◆ **WHAT YOU ARE ASKED TO DO**:
Work out how many lines hold the string "into". The answer is a single number, nothing more.

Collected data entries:
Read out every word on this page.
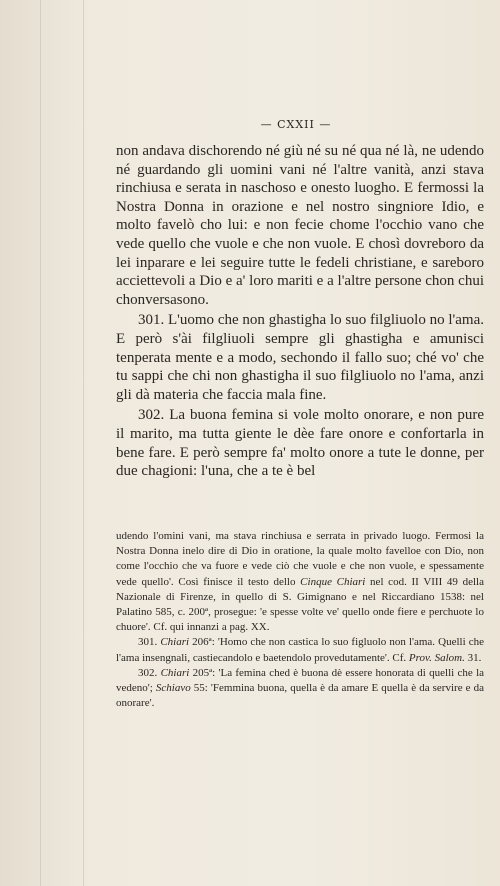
— CXXII —

non andava dischorendo né giù né su né qua né là, ne udendo né guardando gli uomini vani né l'altre vanità, anzi stava rinchiusa e serata in naschoso e onesto luogho. E fermossi la Nostra Donna in orazione e nel nostro singniore Idio, e molto favelò cho lui: e non fecie chome l'occhio vano che vede quello che vuole e che non vuole. E chosì dovreboro da lei inparare e lei seguire tutte le fedeli christiane, e sareboro acciettevoli a Dio e a' loro mariti e a l'altre persone chon chui chonversasono.

301. L'uomo che non ghastigha lo suo filgliuolo no l'ama. E però s'ài filgliuoli sempre gli ghastigha e amunisci tenperata mente e a modo, sechondo il fallo suo; ché vo' che tu sappi che chi non ghastigha il suo filgliuolo no l'ama, anzi gli dà materia che faccia mala fine.

302. La buona femina si vole molto onorare, e non pure il marito, ma tutta giente le dèe fare onore e confortarla in bene fare. E però sempre fa' molto onore a tute le donne, per due chagioni: l'una, che a te è bel

udendo l'omini vani, ma stava rinchiusa e serrata in privado luogo. Fermosi la Nostra Donna inelo dire di Dio in oratione, la quale molto favelloe con Dio, non come l'occhio che va fuore e vede ciò che vuole e che non vuole, e spessamente vede quello'. Così finisce il testo dello Cinque Chiari nel cod. II VIII 49 della Nazionale di Firenze, in quello di S. Gimignano e nel Riccardiano 1538: nel Palatino 585, c. 200ª, prosegue: 'e spesse volte ve' quello onde fiere e perchuote lo chuore'. Cf. qui innanzi a pag. XX.

301. Chiari 206ª: 'Homo che non castica lo suo figluolo non l'ama. Quelli che l'ama insengnali, castiecandolo e baetendolo provedutamente'. Cf. Prov. Salom. 31.

302. Chiari 205ª: 'La femina ched è buona dè essere honorata di quelli che la vedeno'; Schiavo 55: 'Femmina buona, quella è da amare E quella è da servire e da onorare'.
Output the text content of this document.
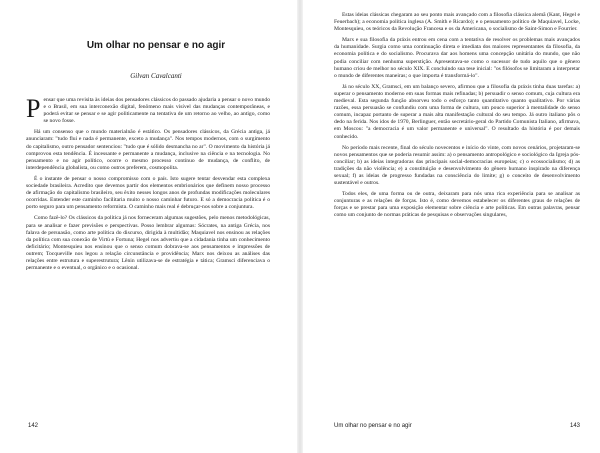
Um olhar no pensar e no agir
Gilvan Cavalcanti

Pensar que uma revisita às ideias dos pensadores clássicos do passado ajudaria a pensar o novo mundo e o Brasil, em sua interconexão digital, fenômeno mais visível das mudanças contemporâneas, e poderá evitar se pensar e se agir politicamente na tentativa de um retorno ao velho, ao antigo, como se novo fosse.

Há um consenso que o mundo materialnão é estático. Os pensadores clássicos, da Grécia antiga, já anunciaram: "tudo flui e nada é permanente, exceto a mudança". Nos tempos modernos, com o surgimento do capitalismo, outro pensador sentenciou: "tudo que é sólido desmancha no ar". O movimento da história já comprovou esta tendência. É incessante e permanente a mudança, inclusive na ciência e na tecnologia. No pensamento e no agir político, ocorre o mesmo processo contínuo de mudança, de conflito, de interdependência globalista, ou como outros preferem, cosmopolita.

É o instante de pensar o nosso compromisso com o país. Isto sugere tentar desvendar esta complexa sociedade brasileira. Acredito que devemos partir dos elementos embrionários que definem nosso processo de afirmação do capitalismo brasileiro, seu êxito nesses longos anos de profundas modificações moleculares ocorridas. Entender este caminho facilitaria muito o nosso caminhar futuro. E só a democracia política é o porto seguro para um pensamento reformista. O caminho mais real é debruçar-nos sobre a conjuntura.

Como fazê-lo? Os clássicos da política já nos forneceram algumas sugestões, pelo menos metodológicas, para se analisar e fazer previsões e perspectivas. Posso lembrar algumas: Sócrates, na antiga Grécia, nos falava de persuasão, como arte política do discurso, dirigida à multidão; Maquiavel nos ensinou as relações da política com sua conexão de Virtù e Fortuna; Hegel nos advertiu que a cidadania tinha um conhecimento deficitário; Montesquieu nos ensinou que o senso comum dobrava-se aos pensamentos e impressões de outrem; Tocqueville nos legou a relação circunstância e providência; Marx nos deixou as análises das relações entre estrutura e superestrutura; Lênin utilizava-se de estratégia e tática; Gramsci diferenciava o permanente e o eventual, o orgânico e o ocasional.

142

Estas ideias clássicas chegaram ao seu ponto mais avançado com a filosofia clássica alemã (Kant, Hegel e Feuerbach); a economia política inglesa (A. Smith e Ricardo); e o pensamento político de Maquiavel, Locke, Montesquieu, os teóricos da Revolução Francesa e os da Americana, o socialismo de Saint-Simon e Fourrier.

Marx e sua filosofia da práxis entrou em cena com a tentativa de resolver os problemas mais avançados da humanidade. Surgia como uma continuação direta e imediata dos maiores representantes da filosofia, da economia política e do socialismo. Procurava dar aos homens uma concepção unitária do mundo, que não podia conciliar com nenhuma superstição. Apresentava-se como o sucessor de tudo aquilo que o gênero humano criou de melhor no século XIX. E concluindo sua tese inicial: "os filósofos se limitaram a interpretar o mundo de diferentes maneiras; o que importa é transformá-lo".

Já no século XX, Gramsci, em um balanço severo, afirmou que a filosofia da práxis tinha duas tarefas: a) superar o pensamento moderno em suas formas mais refinadas; b) persuadir o senso comum, cuja cultura era medieval. Esta segunda função absorveu todo o esforço tanto quantitativo quanto qualitativo. Por várias razões, essa persuasão se confundiu com uma forma de cultura, um pouco superior à mentalidade do senso comum, incapaz portanto de superar a mais alta manifestação cultural do seu tempo. Já outro italiano pôs o dedo na ferida. Nos idos de 1970, Berlinguer, então secretário-geral do Partido Comunista Italiano, afirmava, em Moscou: "a democracia é um valor permanente e universal". O resultado da história é por demais conhecido.

No período mais recente, final do século novecentos e início do vinte, com novos cenários, projetaram-se novos pensamentos que se poderia resumir assim: a) o pensamento antropológico e sociológico da Igreja pós-conciliar; b) as ideias integradoras das principais social-democracias europeias; c) o ecossocialismo; d) as tradições da não violência; e) a constituição e desenvolvimento do gênero humano inspirado na diferença sexual; f) as ideias de progresso fundadas na consciência do limite; g) o conceito de desenvolvimento sustentável e outros.

Todos eles, de uma forma ou de outra, deixaram para nós uma rica experiência para se analisar as conjunturas e as relações de forças. Isto é, como devemos estabelecer os diferentes graus de relações de forças e se prestar para uma exposição elementar sobre ciência e arte políticas. Em outras palavras, pensar como um conjunto de normas práticas de pesquisas e observações singulares,

Um olhar no pensar e no agir	143
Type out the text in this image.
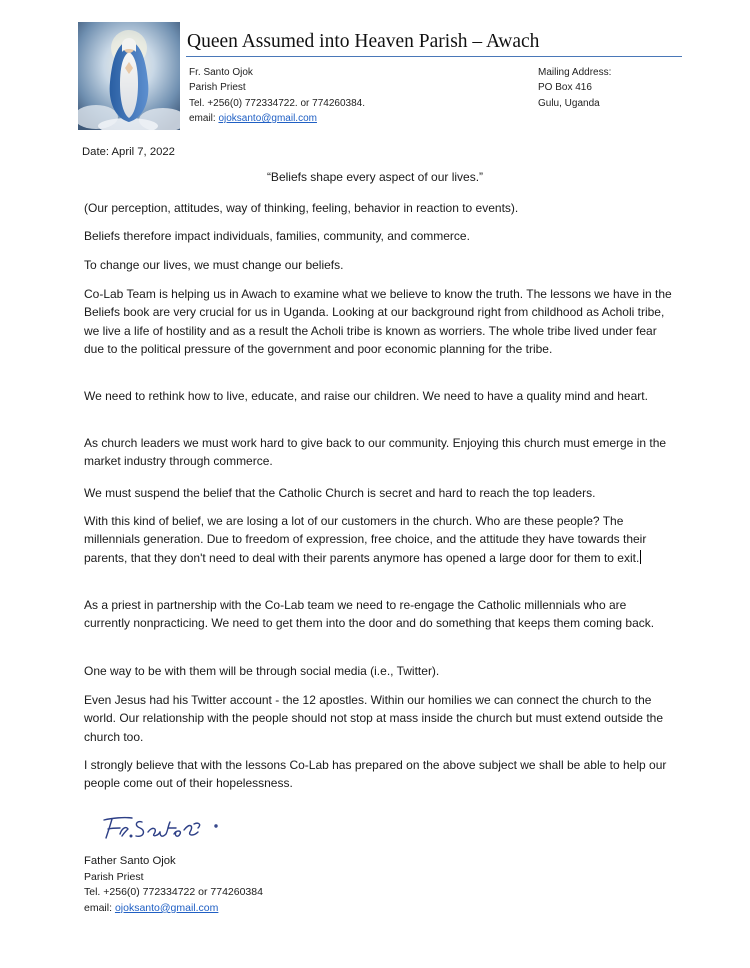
Queen Assumed into Heaven Parish – Awach
Fr. Santo Ojok
Parish Priest
Tel. +256(0) 772334722. or 774260384.
email: ojoksanto@gmail.com
Mailing Address:
PO Box 416
Gulu, Uganda
Date: April 7, 2022
“Beliefs shape every aspect of our lives.”

(Our perception, attitudes, way of thinking, feeling, behavior in reaction to events).

Beliefs therefore impact individuals, families, community, and commerce.

To change our lives, we must change our beliefs.

Co-Lab Team is helping us in Awach to examine what we believe to know the truth. The lessons we have in the Beliefs book are very crucial for us in Uganda. Looking at our background right from childhood as Acholi tribe, we live a life of hostility and as a result the Acholi tribe is known as worriers. The whole tribe lived under fear due to the political pressure of the government and poor economic planning for the tribe.

We need to rethink how to live, educate, and raise our children. We need to have a quality mind and heart.

As church leaders we must work hard to give back to our community. Enjoying this church must emerge in the market industry through commerce.

We must suspend the belief that the Catholic Church is secret and hard to reach the top leaders.

With this kind of belief, we are losing a lot of our customers in the church. Who are these people? The millennials generation. Due to freedom of expression, free choice, and the attitude they have towards their parents, that they don't need to deal with their parents anymore has opened a large door for them to exit.

As a priest in partnership with the Co-Lab team we need to re-engage the Catholic millennials who are currently nonpracticing. We need to get them into the door and do something that keeps them coming back.

One way to be with them will be through social media (i.e., Twitter).

Even Jesus had his Twitter account - the 12 apostles. Within our homilies we can connect the church to the world. Our relationship with the people should not stop at mass inside the church but must extend outside the church too.

I strongly believe that with the lessons Co-Lab has prepared on the above subject we shall be able to help our people come out of their hopelessness.

Father Santo Ojok
Parish Priest
Tel. +256(0) 772334722 or 774260384
email: ojoksanto@gmail.com
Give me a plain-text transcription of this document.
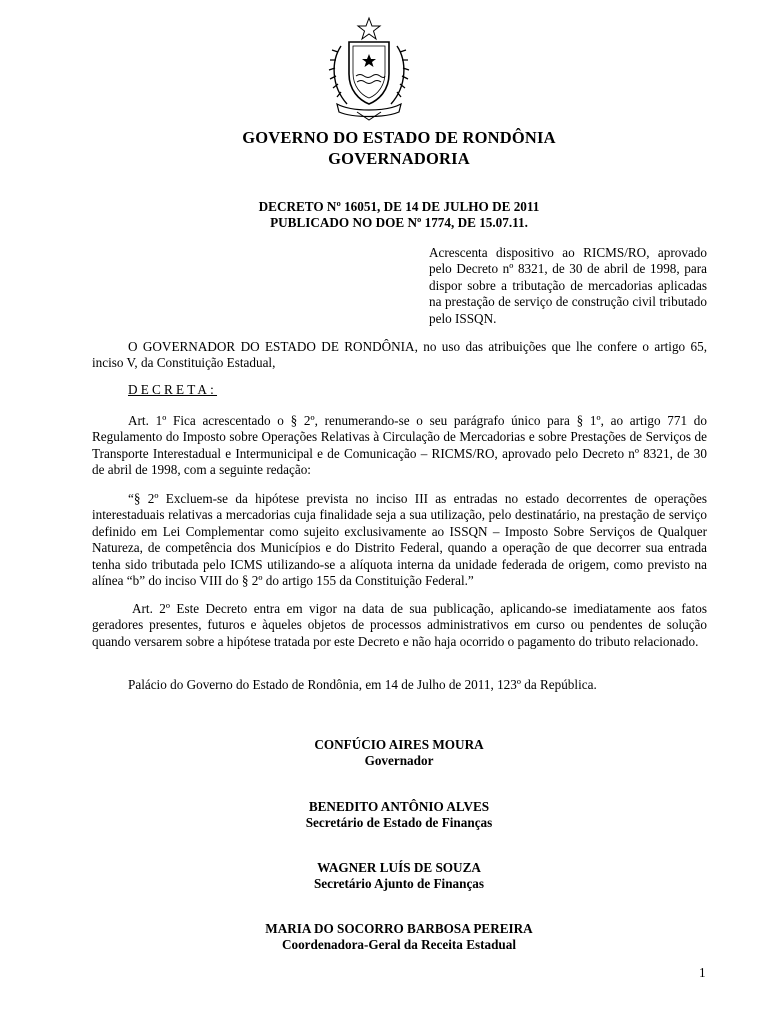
GOVERNO DO ESTADO DE RONDÔNIA
GOVERNADORIA
DECRETO Nº 16051, DE 14 DE JULHO DE 2011
PUBLICADO NO DOE Nº 1774, DE 15.07.11.
Acrescenta dispositivo ao RICMS/RO, aprovado pelo Decreto nº 8321, de 30 de abril de 1998, para dispor sobre a tributação de mercadorias aplicadas na prestação de serviço de construção civil tributado pelo ISSQN.
O GOVERNADOR DO ESTADO DE RONDÔNIA, no uso das atribuições que lhe confere o artigo 65, inciso V, da Constituição Estadual,
DECRETA:
Art. 1º Fica acrescentado o § 2º, renumerando-se o seu parágrafo único para § 1º, ao artigo 771 do Regulamento do Imposto sobre Operações Relativas à Circulação de Mercadorias e sobre Prestações de Serviços de Transporte Interestadual e Intermunicipal e de Comunicação – RICMS/RO, aprovado pelo Decreto nº 8321, de 30 de abril de 1998, com a seguinte redação:
“§ 2º Excluem-se da hipótese prevista no inciso III as entradas no estado decorrentes de operações interestaduais relativas a mercadorias cuja finalidade seja a sua utilização, pelo destinatário, na prestação de serviço definido em Lei Complementar como sujeito exclusivamente ao ISSQN – Imposto Sobre Serviços de Qualquer Natureza, de competência dos Municípios e do Distrito Federal, quando a operação de que decorrer sua entrada tenha sido tributada pelo ICMS utilizando-se a alíquota interna da unidade federada de origem, como previsto na alínea “b” do inciso VIII do § 2º do artigo 155 da Constituição Federal.”
Art. 2º Este Decreto entra em vigor na data de sua publicação, aplicando-se imediatamente aos fatos geradores presentes, futuros e àqueles objetos de processos administrativos em curso ou pendentes de solução quando versarem sobre a hipótese tratada por este Decreto e não haja ocorrido o pagamento do tributo relacionado.
Palácio do Governo do Estado de Rondônia, em 14 de Julho de 2011, 123º da República.
CONFÚCIO AIRES MOURA
Governador
BENEDITO ANTÔNIO ALVES
Secretário de Estado de Finanças
WAGNER LUÍS DE SOUZA
Secretário Ajunto de Finanças
MARIA DO SOCORRO BARBOSA PEREIRA
Coordenadora-Geral da Receita Estadual
1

◆ **COMPLETED EXERCISE**:
2